[Instructions for the task] Check each line of the material below, and copy it if it holds the string "银行同业市场流动资金收市总结余".

[Working data]
---+---
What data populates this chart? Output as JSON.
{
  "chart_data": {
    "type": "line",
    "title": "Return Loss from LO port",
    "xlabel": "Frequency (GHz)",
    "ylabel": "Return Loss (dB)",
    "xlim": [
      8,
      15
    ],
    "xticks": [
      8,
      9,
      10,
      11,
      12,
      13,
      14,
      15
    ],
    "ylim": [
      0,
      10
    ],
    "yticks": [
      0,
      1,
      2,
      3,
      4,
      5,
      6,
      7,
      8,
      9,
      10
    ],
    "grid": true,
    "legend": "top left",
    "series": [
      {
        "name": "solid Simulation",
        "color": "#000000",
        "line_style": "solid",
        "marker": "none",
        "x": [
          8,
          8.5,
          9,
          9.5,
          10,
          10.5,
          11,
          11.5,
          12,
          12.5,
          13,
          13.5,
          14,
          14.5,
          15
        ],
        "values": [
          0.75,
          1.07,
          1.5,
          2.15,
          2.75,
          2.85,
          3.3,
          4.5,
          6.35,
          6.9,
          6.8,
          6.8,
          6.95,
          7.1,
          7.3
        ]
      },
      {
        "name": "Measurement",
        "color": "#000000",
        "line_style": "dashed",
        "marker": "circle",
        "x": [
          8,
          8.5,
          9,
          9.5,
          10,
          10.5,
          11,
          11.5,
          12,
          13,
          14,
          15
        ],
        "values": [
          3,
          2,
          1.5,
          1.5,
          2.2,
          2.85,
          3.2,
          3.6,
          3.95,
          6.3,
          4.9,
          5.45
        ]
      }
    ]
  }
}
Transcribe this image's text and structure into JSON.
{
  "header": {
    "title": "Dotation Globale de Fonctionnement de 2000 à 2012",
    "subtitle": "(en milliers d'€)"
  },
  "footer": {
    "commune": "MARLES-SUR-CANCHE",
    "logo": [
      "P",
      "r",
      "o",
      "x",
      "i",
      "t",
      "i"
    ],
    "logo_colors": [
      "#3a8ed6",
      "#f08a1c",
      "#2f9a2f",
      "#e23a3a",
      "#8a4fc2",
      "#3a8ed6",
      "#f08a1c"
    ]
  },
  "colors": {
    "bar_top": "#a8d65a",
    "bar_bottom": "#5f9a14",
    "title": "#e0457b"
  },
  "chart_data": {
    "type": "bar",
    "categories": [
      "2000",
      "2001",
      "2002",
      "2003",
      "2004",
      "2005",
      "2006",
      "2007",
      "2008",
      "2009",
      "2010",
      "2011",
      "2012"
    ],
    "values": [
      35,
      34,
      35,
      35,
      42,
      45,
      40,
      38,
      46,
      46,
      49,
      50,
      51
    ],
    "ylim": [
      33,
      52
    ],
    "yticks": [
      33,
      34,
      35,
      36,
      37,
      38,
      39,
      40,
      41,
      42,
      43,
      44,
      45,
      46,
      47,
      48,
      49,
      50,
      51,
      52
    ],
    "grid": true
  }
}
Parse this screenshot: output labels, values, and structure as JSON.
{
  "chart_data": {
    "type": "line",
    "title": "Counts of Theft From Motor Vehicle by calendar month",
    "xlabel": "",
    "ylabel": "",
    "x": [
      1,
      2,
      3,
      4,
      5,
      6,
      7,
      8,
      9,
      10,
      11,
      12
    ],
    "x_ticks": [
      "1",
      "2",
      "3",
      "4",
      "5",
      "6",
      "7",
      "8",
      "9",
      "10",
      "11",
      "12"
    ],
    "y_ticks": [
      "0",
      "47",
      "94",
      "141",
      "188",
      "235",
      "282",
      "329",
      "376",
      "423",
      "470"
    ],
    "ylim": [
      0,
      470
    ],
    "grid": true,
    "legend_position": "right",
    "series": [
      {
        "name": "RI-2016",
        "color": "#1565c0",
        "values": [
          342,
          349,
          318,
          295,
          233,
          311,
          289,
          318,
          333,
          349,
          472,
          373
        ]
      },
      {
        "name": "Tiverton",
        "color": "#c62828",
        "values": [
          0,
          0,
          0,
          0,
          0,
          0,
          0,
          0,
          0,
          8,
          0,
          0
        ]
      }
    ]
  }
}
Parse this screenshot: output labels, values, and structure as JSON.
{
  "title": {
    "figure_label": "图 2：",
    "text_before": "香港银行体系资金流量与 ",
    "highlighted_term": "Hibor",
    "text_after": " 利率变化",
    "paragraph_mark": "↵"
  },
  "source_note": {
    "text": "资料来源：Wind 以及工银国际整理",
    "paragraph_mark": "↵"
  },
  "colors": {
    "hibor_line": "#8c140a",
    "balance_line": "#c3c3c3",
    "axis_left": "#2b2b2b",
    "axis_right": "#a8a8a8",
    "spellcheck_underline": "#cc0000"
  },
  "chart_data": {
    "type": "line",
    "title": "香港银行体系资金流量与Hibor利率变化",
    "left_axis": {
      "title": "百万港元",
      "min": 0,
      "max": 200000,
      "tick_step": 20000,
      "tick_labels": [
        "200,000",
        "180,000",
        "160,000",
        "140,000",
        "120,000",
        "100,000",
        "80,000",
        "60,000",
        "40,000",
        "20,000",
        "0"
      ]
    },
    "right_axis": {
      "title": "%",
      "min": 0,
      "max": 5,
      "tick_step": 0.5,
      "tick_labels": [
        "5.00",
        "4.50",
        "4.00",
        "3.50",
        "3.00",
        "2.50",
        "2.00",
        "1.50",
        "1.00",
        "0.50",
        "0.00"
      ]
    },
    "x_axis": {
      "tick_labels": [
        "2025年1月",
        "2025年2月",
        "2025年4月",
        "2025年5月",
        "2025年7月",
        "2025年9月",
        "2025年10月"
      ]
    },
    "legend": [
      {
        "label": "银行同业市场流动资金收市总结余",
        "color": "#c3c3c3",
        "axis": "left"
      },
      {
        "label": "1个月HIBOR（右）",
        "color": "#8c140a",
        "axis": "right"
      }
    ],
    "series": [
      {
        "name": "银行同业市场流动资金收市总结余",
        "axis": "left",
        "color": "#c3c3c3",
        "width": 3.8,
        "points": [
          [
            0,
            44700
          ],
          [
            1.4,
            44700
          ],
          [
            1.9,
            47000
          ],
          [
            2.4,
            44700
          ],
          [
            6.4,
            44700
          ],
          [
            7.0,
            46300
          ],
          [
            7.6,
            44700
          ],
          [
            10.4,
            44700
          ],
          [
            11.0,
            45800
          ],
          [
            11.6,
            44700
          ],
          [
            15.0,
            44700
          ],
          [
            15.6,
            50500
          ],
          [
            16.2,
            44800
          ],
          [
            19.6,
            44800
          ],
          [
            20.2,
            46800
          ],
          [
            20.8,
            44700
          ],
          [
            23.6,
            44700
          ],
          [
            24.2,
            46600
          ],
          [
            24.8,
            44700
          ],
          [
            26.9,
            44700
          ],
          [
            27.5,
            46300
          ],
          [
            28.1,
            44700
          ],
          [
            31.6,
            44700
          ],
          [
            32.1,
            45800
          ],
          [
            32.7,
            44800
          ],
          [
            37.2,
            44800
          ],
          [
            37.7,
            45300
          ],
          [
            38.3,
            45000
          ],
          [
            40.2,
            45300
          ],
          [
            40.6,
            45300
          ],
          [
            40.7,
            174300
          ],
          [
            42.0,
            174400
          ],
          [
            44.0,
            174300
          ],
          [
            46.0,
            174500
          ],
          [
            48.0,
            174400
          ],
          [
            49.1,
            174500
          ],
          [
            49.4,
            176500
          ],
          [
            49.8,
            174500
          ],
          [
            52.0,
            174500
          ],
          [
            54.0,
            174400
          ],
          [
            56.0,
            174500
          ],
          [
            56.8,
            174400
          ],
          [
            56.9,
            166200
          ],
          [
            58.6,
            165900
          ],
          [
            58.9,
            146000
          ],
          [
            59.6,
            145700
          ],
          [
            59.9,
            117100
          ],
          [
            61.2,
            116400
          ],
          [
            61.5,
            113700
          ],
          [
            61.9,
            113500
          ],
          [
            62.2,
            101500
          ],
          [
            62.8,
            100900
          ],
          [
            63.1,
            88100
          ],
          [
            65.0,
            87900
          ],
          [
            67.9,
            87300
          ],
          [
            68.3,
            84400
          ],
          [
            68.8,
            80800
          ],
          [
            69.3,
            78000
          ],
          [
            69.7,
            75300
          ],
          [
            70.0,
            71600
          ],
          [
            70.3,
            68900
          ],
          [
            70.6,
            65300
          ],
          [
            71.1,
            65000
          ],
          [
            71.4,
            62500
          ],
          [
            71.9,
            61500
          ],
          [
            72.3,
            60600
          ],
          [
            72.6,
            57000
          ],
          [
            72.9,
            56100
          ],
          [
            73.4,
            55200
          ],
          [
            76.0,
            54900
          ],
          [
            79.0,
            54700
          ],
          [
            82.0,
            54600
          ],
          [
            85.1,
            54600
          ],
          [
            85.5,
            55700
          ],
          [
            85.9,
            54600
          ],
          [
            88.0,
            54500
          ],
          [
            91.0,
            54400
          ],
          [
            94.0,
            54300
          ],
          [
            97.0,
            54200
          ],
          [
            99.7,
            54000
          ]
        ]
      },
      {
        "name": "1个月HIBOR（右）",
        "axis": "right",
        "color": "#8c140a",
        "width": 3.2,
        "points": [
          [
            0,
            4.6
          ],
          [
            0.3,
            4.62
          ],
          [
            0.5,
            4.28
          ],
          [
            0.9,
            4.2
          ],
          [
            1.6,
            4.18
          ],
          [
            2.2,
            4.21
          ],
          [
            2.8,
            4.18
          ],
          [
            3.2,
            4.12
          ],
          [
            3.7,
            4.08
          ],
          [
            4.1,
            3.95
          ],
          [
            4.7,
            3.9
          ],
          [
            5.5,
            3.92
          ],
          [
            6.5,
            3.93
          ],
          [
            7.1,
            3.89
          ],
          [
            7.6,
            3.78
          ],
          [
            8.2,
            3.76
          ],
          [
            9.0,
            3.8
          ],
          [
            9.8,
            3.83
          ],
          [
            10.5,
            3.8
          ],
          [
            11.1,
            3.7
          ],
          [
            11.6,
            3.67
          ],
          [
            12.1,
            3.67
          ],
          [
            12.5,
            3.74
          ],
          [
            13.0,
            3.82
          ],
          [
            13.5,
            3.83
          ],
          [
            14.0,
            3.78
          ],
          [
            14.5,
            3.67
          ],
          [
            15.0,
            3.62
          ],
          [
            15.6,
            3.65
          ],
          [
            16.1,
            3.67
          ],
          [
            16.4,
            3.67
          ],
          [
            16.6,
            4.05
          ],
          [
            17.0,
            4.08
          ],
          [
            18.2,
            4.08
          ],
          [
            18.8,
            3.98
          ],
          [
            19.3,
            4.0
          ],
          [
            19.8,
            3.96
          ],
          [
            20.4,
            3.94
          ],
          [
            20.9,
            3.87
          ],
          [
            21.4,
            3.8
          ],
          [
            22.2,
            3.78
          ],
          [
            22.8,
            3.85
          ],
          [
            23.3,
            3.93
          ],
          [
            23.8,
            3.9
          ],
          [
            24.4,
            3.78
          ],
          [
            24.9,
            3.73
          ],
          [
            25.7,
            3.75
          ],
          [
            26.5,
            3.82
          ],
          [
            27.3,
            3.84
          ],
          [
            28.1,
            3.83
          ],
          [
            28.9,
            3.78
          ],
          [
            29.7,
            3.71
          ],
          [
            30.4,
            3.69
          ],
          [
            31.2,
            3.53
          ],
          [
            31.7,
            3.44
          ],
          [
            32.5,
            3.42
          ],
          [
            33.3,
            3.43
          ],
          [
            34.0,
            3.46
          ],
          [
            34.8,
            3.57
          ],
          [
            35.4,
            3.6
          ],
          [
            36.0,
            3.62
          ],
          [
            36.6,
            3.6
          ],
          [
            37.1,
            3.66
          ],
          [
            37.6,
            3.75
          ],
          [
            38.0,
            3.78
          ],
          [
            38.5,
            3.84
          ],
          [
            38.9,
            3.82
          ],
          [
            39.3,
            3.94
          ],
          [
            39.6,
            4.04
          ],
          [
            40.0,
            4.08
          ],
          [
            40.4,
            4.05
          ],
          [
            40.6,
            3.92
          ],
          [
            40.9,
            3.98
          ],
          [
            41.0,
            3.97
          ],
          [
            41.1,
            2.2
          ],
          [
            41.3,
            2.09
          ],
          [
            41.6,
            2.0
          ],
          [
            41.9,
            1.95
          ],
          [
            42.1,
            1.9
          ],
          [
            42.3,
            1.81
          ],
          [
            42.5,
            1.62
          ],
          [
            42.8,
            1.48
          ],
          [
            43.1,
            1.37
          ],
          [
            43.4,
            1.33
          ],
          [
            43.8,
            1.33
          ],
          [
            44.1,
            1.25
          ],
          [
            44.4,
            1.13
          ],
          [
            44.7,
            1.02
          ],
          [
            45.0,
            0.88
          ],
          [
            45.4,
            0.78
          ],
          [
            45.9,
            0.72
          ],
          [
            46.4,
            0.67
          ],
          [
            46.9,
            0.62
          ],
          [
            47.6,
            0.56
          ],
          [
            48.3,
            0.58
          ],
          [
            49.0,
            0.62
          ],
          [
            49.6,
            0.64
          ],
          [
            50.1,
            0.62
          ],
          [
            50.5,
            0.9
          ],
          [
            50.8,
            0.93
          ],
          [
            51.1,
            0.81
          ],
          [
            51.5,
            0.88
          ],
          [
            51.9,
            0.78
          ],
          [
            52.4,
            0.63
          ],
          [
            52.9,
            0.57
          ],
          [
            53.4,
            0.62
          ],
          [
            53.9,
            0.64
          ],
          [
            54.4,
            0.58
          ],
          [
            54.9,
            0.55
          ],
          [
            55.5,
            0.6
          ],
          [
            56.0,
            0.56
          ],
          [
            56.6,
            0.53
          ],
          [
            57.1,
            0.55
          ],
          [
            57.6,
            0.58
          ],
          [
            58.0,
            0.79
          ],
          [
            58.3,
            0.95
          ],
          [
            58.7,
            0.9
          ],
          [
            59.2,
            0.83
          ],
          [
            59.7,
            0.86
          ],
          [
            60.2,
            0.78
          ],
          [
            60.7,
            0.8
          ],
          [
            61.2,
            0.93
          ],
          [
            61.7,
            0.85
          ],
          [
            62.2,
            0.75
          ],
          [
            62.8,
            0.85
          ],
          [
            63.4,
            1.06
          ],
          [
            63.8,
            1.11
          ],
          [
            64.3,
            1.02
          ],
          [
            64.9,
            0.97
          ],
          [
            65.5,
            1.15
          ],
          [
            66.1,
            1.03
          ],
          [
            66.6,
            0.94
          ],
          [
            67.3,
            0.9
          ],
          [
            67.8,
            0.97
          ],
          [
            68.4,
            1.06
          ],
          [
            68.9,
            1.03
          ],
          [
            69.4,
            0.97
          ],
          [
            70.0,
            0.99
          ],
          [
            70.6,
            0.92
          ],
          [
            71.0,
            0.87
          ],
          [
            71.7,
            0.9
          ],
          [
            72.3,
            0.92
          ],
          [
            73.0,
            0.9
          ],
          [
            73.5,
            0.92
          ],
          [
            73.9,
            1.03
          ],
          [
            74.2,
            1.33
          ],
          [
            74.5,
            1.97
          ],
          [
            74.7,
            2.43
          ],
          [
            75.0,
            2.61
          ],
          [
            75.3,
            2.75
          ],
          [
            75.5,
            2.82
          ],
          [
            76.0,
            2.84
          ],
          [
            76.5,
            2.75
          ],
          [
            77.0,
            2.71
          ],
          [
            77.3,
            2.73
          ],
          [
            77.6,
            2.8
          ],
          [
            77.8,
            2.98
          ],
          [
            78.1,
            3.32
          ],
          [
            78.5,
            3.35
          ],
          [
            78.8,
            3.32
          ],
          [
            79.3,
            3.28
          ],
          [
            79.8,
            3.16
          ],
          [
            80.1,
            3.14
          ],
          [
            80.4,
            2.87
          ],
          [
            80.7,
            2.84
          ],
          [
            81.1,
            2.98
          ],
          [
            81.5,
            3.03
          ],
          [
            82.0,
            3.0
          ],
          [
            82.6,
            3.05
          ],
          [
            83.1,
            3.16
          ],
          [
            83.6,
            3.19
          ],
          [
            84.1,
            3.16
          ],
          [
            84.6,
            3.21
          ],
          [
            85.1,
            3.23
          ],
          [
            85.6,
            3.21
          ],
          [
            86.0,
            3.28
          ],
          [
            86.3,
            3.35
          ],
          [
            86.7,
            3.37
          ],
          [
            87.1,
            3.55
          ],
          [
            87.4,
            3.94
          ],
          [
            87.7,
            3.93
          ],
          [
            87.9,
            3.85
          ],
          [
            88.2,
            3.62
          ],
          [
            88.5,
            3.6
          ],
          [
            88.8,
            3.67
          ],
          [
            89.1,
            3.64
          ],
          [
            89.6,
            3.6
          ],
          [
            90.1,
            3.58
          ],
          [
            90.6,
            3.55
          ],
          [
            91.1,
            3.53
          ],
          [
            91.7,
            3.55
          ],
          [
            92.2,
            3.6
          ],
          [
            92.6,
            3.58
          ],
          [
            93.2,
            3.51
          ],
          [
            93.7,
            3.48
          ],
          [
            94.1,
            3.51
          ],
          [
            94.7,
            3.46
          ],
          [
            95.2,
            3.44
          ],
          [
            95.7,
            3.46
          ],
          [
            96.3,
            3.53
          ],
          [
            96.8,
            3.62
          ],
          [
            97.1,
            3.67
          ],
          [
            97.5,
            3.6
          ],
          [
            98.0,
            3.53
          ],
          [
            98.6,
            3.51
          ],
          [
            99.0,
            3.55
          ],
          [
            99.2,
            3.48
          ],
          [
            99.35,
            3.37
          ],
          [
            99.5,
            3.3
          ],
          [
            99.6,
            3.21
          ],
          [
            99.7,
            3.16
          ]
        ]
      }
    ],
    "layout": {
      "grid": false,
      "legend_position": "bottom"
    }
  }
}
---+---
[Result of the exercise]
        "label": "银行同业市场流动资金收市总结余",
        "name": "银行同业市场流动资金收市总结余",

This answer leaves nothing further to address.